## start Records supplied
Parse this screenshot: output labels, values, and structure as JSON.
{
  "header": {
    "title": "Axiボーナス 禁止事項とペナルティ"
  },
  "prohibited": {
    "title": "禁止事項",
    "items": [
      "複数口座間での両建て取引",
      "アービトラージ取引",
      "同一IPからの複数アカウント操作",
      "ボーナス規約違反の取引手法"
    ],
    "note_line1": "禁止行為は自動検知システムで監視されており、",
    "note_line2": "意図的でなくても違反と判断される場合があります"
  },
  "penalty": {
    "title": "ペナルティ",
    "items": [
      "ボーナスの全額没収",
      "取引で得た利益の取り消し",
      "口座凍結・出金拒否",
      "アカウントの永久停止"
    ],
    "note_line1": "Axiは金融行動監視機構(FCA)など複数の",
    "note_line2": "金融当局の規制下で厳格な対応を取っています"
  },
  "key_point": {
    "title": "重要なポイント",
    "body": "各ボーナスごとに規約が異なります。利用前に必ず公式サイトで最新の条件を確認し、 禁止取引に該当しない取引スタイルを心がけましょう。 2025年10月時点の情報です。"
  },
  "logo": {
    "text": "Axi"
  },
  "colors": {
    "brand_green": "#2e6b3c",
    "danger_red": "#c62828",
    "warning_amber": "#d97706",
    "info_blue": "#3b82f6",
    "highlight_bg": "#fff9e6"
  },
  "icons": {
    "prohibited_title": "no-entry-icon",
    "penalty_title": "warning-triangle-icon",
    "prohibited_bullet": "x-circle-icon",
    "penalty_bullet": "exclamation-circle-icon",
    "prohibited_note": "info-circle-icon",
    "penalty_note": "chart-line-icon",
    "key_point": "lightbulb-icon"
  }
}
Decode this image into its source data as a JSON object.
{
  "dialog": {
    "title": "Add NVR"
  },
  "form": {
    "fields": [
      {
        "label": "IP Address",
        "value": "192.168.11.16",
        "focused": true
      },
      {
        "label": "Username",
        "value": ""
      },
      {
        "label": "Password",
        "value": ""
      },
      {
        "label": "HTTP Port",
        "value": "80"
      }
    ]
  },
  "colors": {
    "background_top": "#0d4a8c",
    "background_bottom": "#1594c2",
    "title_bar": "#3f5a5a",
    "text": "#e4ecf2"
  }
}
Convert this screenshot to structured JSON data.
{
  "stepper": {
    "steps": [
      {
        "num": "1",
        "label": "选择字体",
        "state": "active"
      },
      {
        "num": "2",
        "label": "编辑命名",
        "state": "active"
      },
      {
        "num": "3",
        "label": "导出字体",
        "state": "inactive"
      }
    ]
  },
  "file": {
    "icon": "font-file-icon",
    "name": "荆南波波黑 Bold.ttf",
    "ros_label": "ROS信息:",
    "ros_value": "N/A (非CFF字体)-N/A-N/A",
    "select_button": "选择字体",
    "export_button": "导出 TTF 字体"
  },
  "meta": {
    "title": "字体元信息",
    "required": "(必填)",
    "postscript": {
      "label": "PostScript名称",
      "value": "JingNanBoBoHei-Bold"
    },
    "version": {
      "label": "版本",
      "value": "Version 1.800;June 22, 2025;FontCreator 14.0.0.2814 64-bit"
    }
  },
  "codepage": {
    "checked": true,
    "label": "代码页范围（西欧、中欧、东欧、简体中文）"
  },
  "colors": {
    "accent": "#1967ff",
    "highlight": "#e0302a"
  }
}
## end Records supplied
• [Instructions for the task] Extract all of the material exactly as it is written.

• [Answer to this exercise]
Parse this screenshot: output labels, values, and structure as JSON.
{
  "header": {
    "title": "Axiボーナス 禁止事項とペナルティ"
  },
  "prohibited": {
    "title": "禁止事項",
    "items": [
      "複数口座間での両建て取引",
      "アービトラージ取引",
      "同一IPからの複数アカウント操作",
      "ボーナス規約違反の取引手法"
    ],
    "note_line1": "禁止行為は自動検知システムで監視されており、",
    "note_line2": "意図的でなくても違反と判断される場合があります"
  },
  "penalty": {
    "title": "ペナルティ",
    "items": [
      "ボーナスの全額没収",
      "取引で得た利益の取り消し",
      "口座凍結・出金拒否",
      "アカウントの永久停止"
    ],
    "note_line1": "Axiは金融行動監視機構(FCA)など複数の",
    "note_line2": "金融当局の規制下で厳格な対応を取っています"
  },
  "key_point": {
    "title": "重要なポイント",
    "body": "各ボーナスごとに規約が異なります。利用前に必ず公式サイトで最新の条件を確認し、 禁止取引に該当しない取引スタイルを心がけましょう。 2025年10月時点の情報です。"
  },
  "logo": {
    "text": "Axi"
  },
  "colors": {
    "brand_green": "#2e6b3c",
    "danger_red": "#c62828",
    "warning_amber": "#d97706",
    "info_blue": "#3b82f6",
    "highlight_bg": "#fff9e6"
  },
  "icons": {
    "prohibited_title": "no-entry-icon",
    "penalty_title": "warning-triangle-icon",
    "prohibited_bullet": "x-circle-icon",
    "penalty_bullet": "exclamation-circle-icon",
    "prohibited_note": "info-circle-icon",
    "penalty_note": "chart-line-icon",
    "key_point": "lightbulb-icon"
  }
}
Decode this image into its source data as a JSON object.
{
  "dialog": {
    "title": "Add NVR"
  },
  "form": {
    "fields": [
      {
        "label": "IP Address",
        "value": "192.168.11.16",
        "focused": true
      },
      {
        "label": "Username",
        "value": ""
      },
      {
        "label": "Password",
        "value": ""
      },
      {
        "label": "HTTP Port",
        "value": "80"
      }
    ]
  },
  "colors": {
    "background_top": "#0d4a8c",
    "background_bottom": "#1594c2",
    "title_bar": "#3f5a5a",
    "text": "#e4ecf2"
  }
}
Convert this screenshot to structured JSON data.
{
  "stepper": {
    "steps": [
      {
        "num": "1",
        "label": "选择字体",
        "state": "active"
      },
      {
        "num": "2",
        "label": "编辑命名",
        "state": "active"
      },
      {
        "num": "3",
        "label": "导出字体",
        "state": "inactive"
      }
    ]
  },
  "file": {
    "icon": "font-file-icon",
    "name": "荆南波波黑 Bold.ttf",
    "ros_label": "ROS信息:",
    "ros_value": "N/A (非CFF字体)-N/A-N/A",
    "select_button": "选择字体",
    "export_button": "导出 TTF 字体"
  },
  "meta": {
    "title": "字体元信息",
    "required": "(必填)",
    "postscript": {
      "label": "PostScript名称",
      "value": "JingNanBoBoHei-Bold"
    },
    "version": {
      "label": "版本",
      "value": "Version 1.800;June 22, 2025;FontCreator 14.0.0.2814 64-bit"
    }
  },
  "codepage": {
    "checked": true,
    "label": "代码页范围（西欧、中欧、东欧、简体中文）"
  },
  "colors": {
    "accent": "#1967ff",
    "highlight": "#e0302a"
  }
}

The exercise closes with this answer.